(Aim): Copy out each line of the material below that holds the string "Literature".

(Data records):
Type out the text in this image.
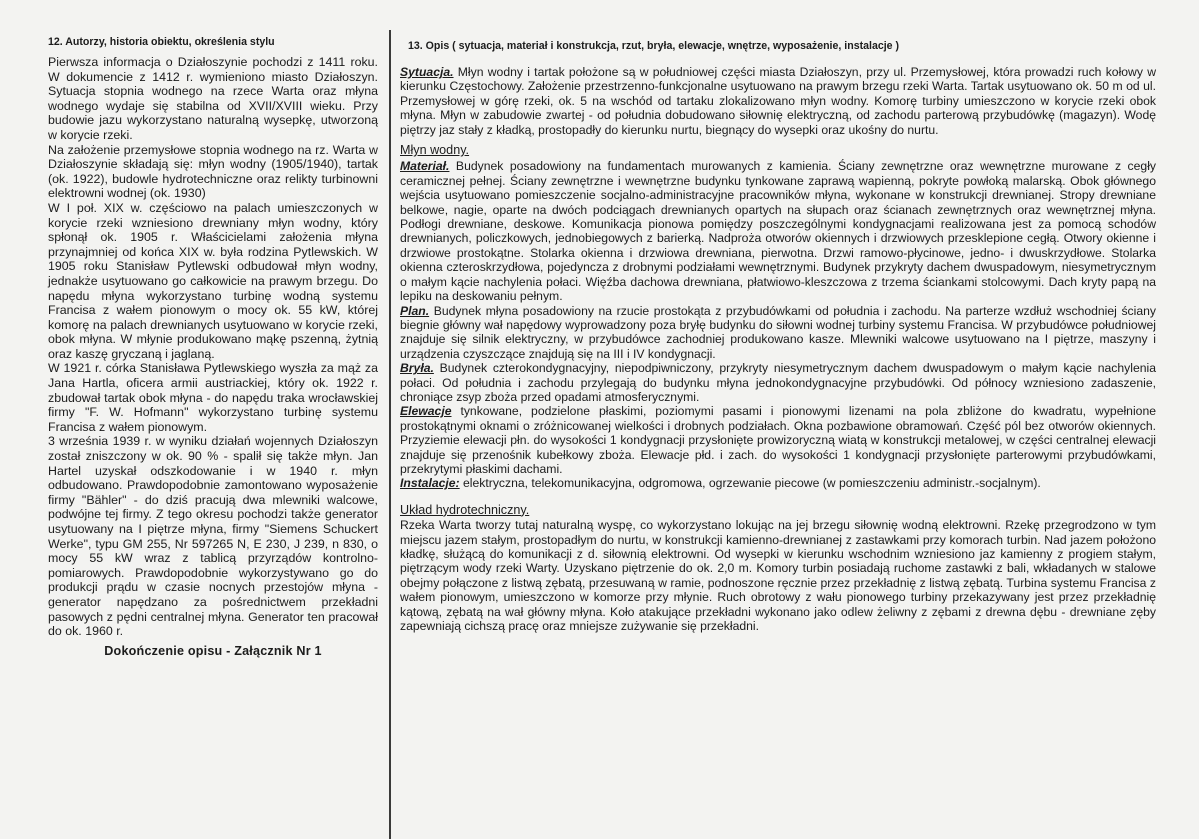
12. Autorzy, historia obiektu, określenia stylu

Pierwsza informacja o Działoszynie pochodzi z 1411 roku. W dokumencie z 1412 r. wymieniono miasto Działoszyn. Sytuacja stopnia wodnego na rzece Warta oraz młyna wodnego wydaje się stabilna od XVII/XVIII wieku. Przy budowie jazu wykorzystano naturalną wysepkę, utworzoną w korycie rzeki.

Na założenie przemysłowe stopnia wodnego na rz. Warta w Działoszynie składają się: młyn wodny (1905/1940), tartak (ok. 1922), budowle hydrotechniczne oraz relikty turbinowni elektrowni wodnej (ok. 1930)

W I poł. XIX w. częściowo na palach umieszczonych w korycie rzeki wzniesiono drewniany młyn wodny, który spłonął ok. 1905 r. Właścicielami założenia młyna przynajmniej od końca XIX w. była rodzina Pytlewskich. W 1905 roku Stanisław Pytlewski odbudował młyn wodny, jednakże usytuowano go całkowicie na prawym brzegu. Do napędu młyna wykorzystano turbinę wodną systemu Francisa z wałem pionowym o mocy ok. 55 kW, której komorę na palach drewnianych usytuowano w korycie rzeki, obok młyna. W młynie produkowano mąkę pszenną, żytnią oraz kaszę gryczaną i jaglaną.

W 1921 r. córka Stanisława Pytlewskiego wyszła za mąż za Jana Hartla, oficera armii austriackiej, który ok. 1922 r. zbudował tartak obok młyna - do napędu traka wrocławskiej firmy "F. W. Hofmann" wykorzystano turbinę systemu Francisa z wałem pionowym.

3 września 1939 r. w wyniku działań wojennych Działoszyn został zniszczony w ok. 90 % - spalił się także młyn. Jan Hartel uzyskał odszkodowanie i w 1940 r. młyn odbudowano. Prawdopodobnie zamontowano wyposażenie firmy "Bähler" - do dziś pracują dwa mlewniki walcowe, podwójne tej firmy. Z tego okresu pochodzi także generator usytuowany na I piętrze młyna, firmy "Siemens Schuckert Werke", typu GM 255, Nr 597265 N, E 230, J 239, n 830, o mocy 55 kW wraz z tablicą przyrządów kontrolno-pomiarowych. Prawdopodobnie wykorzystywano go do produkcji prądu w czasie nocnych przestojów młyna - generator napędzano za pośrednictwem przekładni pasowych z pędni centralnej młyna. Generator ten pracował do ok. 1960 r.

Dokończenie opisu - Załącznik Nr 1
13. Opis ( sytuacja, materiał i konstrukcja, rzut, bryła, elewacje, wnętrze, wyposażenie, instalacje )

Sytuacja. Młyn wodny i tartak położone są w południowej części miasta Działoszyn, przy ul. Przemysłowej, która prowadzi ruch kołowy w kierunku Częstochowy. Założenie przestrzenno-funkcjonalne usytuowano na prawym brzegu rzeki Warta. Tartak usytuowano ok. 50 m od ul. Przemysłowej w górę rzeki, ok. 5 na wschód od tartaku zlokalizowano młyn wodny. Komorę turbiny umieszczono w korycie rzeki obok młyna. Młyn w zabudowie zwartej - od południa dobudowano siłownię elektryczną, od zachodu parterową przybudówkę (magazyn). Wodę piętrzy jaz stały z kładką, prostopadły do kierunku nurtu, biegnący do wysepki oraz ukośny do nurtu.

Młyn wodny.

Materiał. Budynek posadowiony na fundamentach murowanych z kamienia. Ściany zewnętrzne oraz wewnętrzne murowane z cegły ceramicznej pełnej. Ściany zewnętrzne i wewnętrzne budynku tynkowane zaprawą wapienną, pokryte powłoką malarską. Obok głównego wejścia usytuowano pomieszczenie socjalno-administracyjne pracowników młyna, wykonane w konstrukcji drewnianej. Stropy drewniane belkowe, nagie, oparte na dwóch podciągach drewnianych opartych na słupach oraz ścianach zewnętrznych oraz wewnętrznej młyna. Podłogi drewniane, deskowe. Komunikacja pionowa pomiędzy poszczególnymi kondygnacjami realizowana jest za pomocą schodów drewnianych, policzkowych, jednobiegowych z barierką. Nadproża otworów okiennych i drzwiowych przesklepione cegłą. Otwory okienne i drzwiowe prostokątne. Stolarka okienna i drzwiowa drewniana, pierwotna. Drzwi ramowo-płycinowe, jedno- i dwuskrzydłowe. Stolarka okienna czteroskrzydłowa, pojedyncza z drobnymi podziałami wewnętrznymi. Budynek przykryty dachem dwuspadowym, niesymetrycznym o małym kącie nachylenia połaci. Więźba dachowa drewniana, płatwiowo-kleszczowa z trzema ściankami stolcowymi. Dach kryty papą na lepiku na deskowaniu pełnym.

Plan. Budynek młyna posadowiony na rzucie prostokąta z przybudówkami od południa i zachodu. Na parterze wzdłuż wschodniej ściany biegnie główny wał napędowy wyprowadzony poza bryłę budynku do siłowni wodnej turbiny systemu Francisa. W przybudówce południowej znajduje się silnik elektryczny, w przybudówce zachodniej produkowano kasze. Mlewniki walcowe usytuowano na I piętrze, maszyny i urządzenia czyszczące znajdują się na III i IV kondygnacji.

Bryła. Budynek czterokondygnacyjny, niepodpiwniczony, przykryty niesymetrycznym dachem dwuspadowym o małym kącie nachylenia połaci. Od południa i zachodu przylegają do budynku młyna jednokondygnacyjne przybudówki. Od północy wzniesiono zadaszenie, chroniące zsyp zboża przed opadami atmosferycznymi.

Elewacje tynkowane, podzielone płaskimi, poziomymi pasami i pionowymi lizenami na pola zbliżone do kwadratu, wypełnione prostokątnymi oknami o zróżnicowanej wielkości i drobnych podziałach. Okna pozbawione obramowań. Część pól bez otworów okiennych. Przyziemie elewacji płn. do wysokości 1 kondygnacji przysłonięte prowizoryczną wiatą w konstrukcji metalowej, w części centralnej elewacji znajduje się przenośnik kubełkowy zboża. Elewacje płd. i zach. do wysokości 1 kondygnacji przysłonięte parterowymi przybudówkami, przekrytymi płaskimi dachami.

Instalacje: elektryczna, telekomunikacyjna, odgromowa, ogrzewanie piecowe (w pomieszczeniu administr.-socjalnym).

Układ hydrotechniczny.

Rzeka Warta tworzy tutaj naturalną wyspę, co wykorzystano lokując na jej brzegu siłownię wodną elektrowni. Rzekę przegrodzono w tym miejscu jazem stałym, prostopadłym do nurtu, w konstrukcji kamienno-drewnianej z zastawkami przy komorach turbin. Nad jazem położono kładkę, służącą do komunikacji z d. siłownią elektrowni. Od wysepki w kierunku wschodnim wzniesiono jaz kamienny z progiem stałym, piętrzącym wody rzeki Warty. Uzyskano piętrzenie do ok. 2,0 m. Komory turbin posiadają ruchome zastawki z bali, wkładanych w stalowe obejmy połączone z listwą zębatą, przesuwaną w ramie, podnoszone ręcznie przez przekładnię z listwą zębatą. Turbina systemu Francisa z wałem pionowym, umieszczono w komorze przy młynie. Ruch obrotowy z wału pionowego turbiny przekazywany jest przez przekładnię kątową, zębatą na wał główny młyna. Koło atakujące przekładni wykonano jako odlew żeliwny z zębami z drewna dębu - drewniane zęby zapewniają cichszą pracę oraz mniejsze zużywanie się przekładni.
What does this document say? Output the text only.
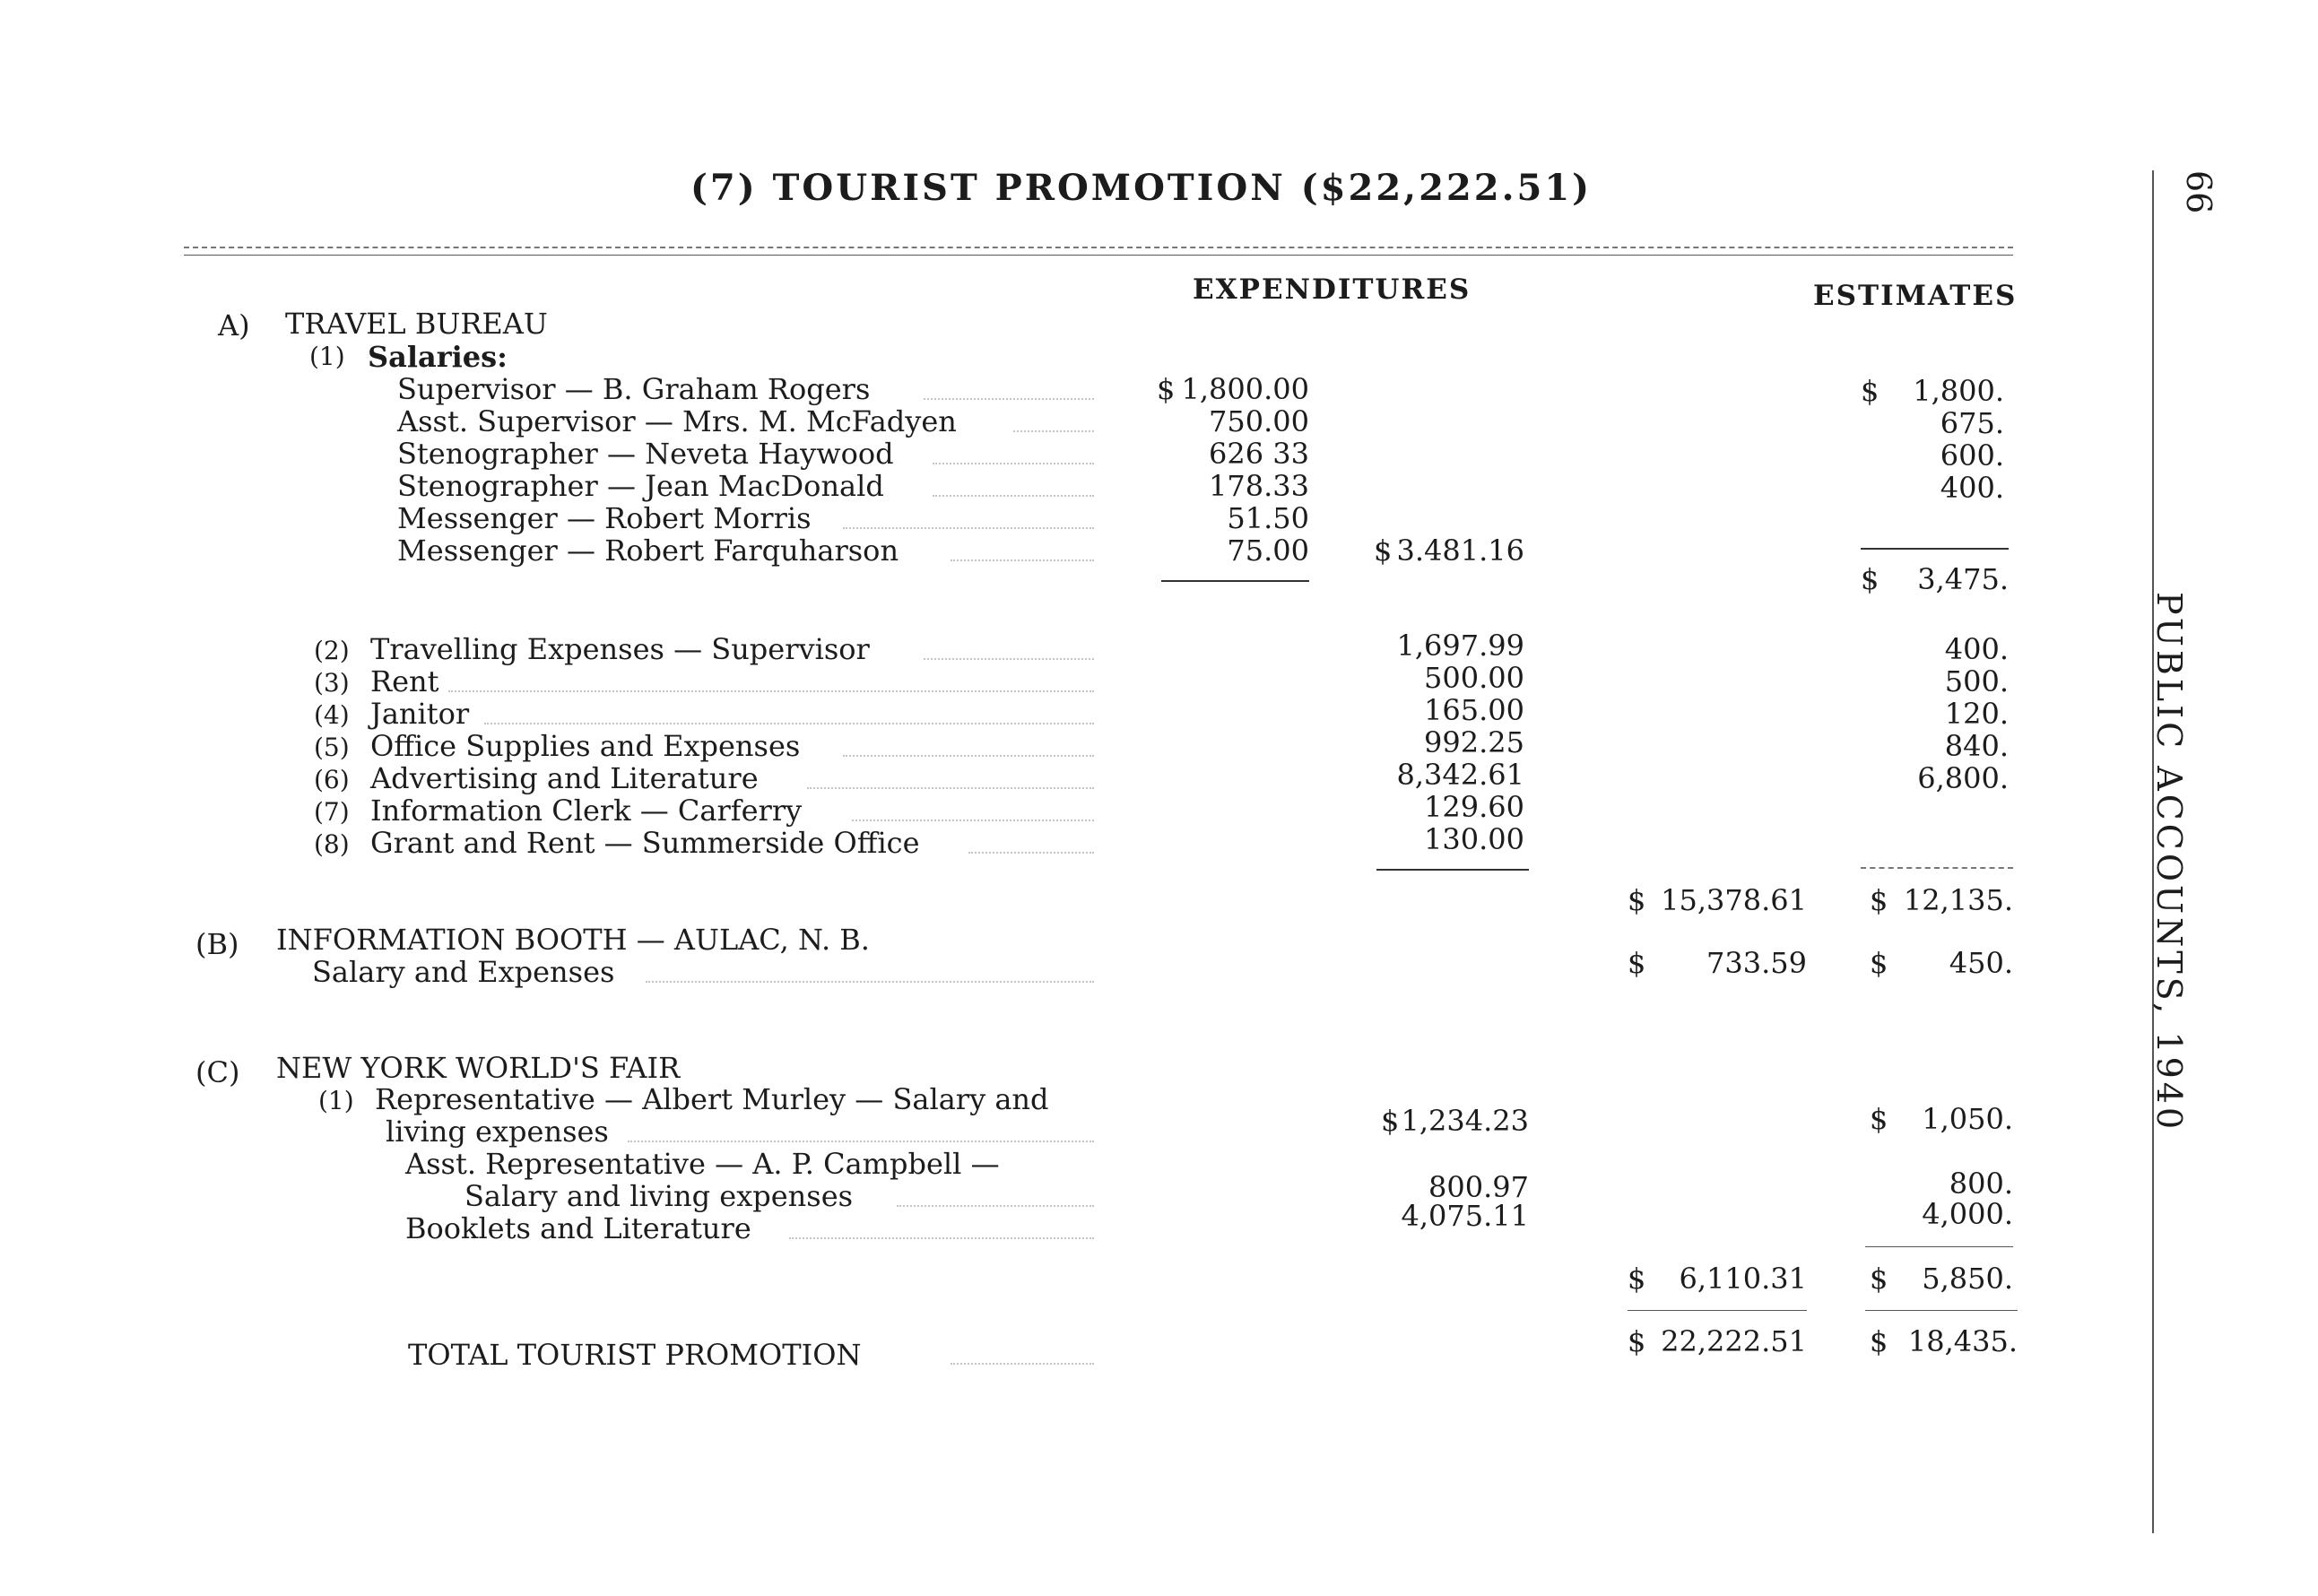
(7) TOURIST PROMOTION ($22,222.51)
EXPENDITURES	ESTIMATES
A) TRAVEL BUREAU
(1) Salaries:
Supervisor — B. Graham Rogers	$ 1,800.00	$	1,800.
Asst. Supervisor — Mrs. M. McFadyen	750.00	675.
Stenographer — Neveta Haywood	626 33	600.
Stenographer — Jean MacDonald	178.33	400.
Messenger — Robert Morris	51.50
Messenger — Robert Farquharson	75.00 $ 3.481.16
$	3,475.
(2) Travelling Expenses — Supervisor	1,697.99	400.
(3) Rent	500.00	500.
(4) Janitor	165.00	120.
(5) Office Supplies and Expenses	992.25	840.
(6) Advertising and Literature	8,342.61	6,800.
(7) Information Clerk — Carferry	129.60
(8) Grant and Rent — Summerside Office	130.00
$ 15,378.61 $ 12,135.
(B) INFORMATION BOOTH — AULAC, N. B.
Salary and Expenses	$	733.59 $	450.
(C) NEW YORK WORLD'S FAIR
(1) Representative — Albert Murley — Salary and
living expenses	$ 1,234.23	$	1,050.
Asst. Representative — A. P. Campbell —
Salary and living expenses	800.97	800.
Booklets and Literature	4,075.11	4,000.
$	6,110.31 $	5,850.
TOTAL TOURIST PROMOTION	$ 22,222.51 $ 18,435.
66
PUBLIC ACCOUNTS, 1940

(Correct response):
(6) Advertising and Literature	8,342.61	6,800.
Booklets and Literature	4,075.11	4,000.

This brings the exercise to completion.